### WHAT YOU WILL DO
Retype the material word for word.
--- SUPPLIED INFORMATION ---
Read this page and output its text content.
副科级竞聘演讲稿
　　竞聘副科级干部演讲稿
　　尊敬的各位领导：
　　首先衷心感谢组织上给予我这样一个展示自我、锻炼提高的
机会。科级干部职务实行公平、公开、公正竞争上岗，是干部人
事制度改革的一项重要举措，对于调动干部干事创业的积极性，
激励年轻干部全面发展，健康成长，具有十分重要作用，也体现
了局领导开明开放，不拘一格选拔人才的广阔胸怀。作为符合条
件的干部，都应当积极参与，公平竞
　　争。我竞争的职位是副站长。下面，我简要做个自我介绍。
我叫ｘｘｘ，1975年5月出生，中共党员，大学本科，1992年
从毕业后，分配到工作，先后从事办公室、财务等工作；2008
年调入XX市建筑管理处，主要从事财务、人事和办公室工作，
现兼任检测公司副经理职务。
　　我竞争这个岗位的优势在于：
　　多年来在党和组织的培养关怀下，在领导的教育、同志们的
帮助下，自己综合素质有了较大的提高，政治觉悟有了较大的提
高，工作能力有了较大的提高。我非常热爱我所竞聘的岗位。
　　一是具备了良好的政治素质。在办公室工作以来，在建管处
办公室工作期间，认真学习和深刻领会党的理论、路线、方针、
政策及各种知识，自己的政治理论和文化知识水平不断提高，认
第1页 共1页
---
### EXERCISE RESPONSE
Read this page and output its text content.
副科级竞聘演讲稿
　　竞聘副科级干部演讲稿
　　尊敬的各位领导：
　　首先衷心感谢组织上给予我这样一个展示自我、锻炼提高的
机会。科级干部职务实行公平、公开、公正竞争上岗，是干部人
事制度改革的一项重要举措，对于调动干部干事创业的积极性，
激励年轻干部全面发展，健康成长，具有十分重要作用，也体现
了局领导开明开放，不拘一格选拔人才的广阔胸怀。作为符合条
件的干部，都应当积极参与，公平竞
　　争。我竞争的职位是副站长。下面，我简要做个自我介绍。
我叫ｘｘｘ，1975年5月出生，中共党员，大学本科，1992年
从毕业后，分配到工作，先后从事办公室、财务等工作；2008
年调入XX市建筑管理处，主要从事财务、人事和办公室工作，
现兼任检测公司副经理职务。
　　我竞争这个岗位的优势在于：
　　多年来在党和组织的培养关怀下，在领导的教育、同志们的
帮助下，自己综合素质有了较大的提高，政治觉悟有了较大的提
高，工作能力有了较大的提高。我非常热爱我所竞聘的岗位。
　　一是具备了良好的政治素质。在办公室工作以来，在建管处
办公室工作期间，认真学习和深刻领会党的理论、路线、方针、
政策及各种知识，自己的政治理论和文化知识水平不断提高，认
第1页 共1页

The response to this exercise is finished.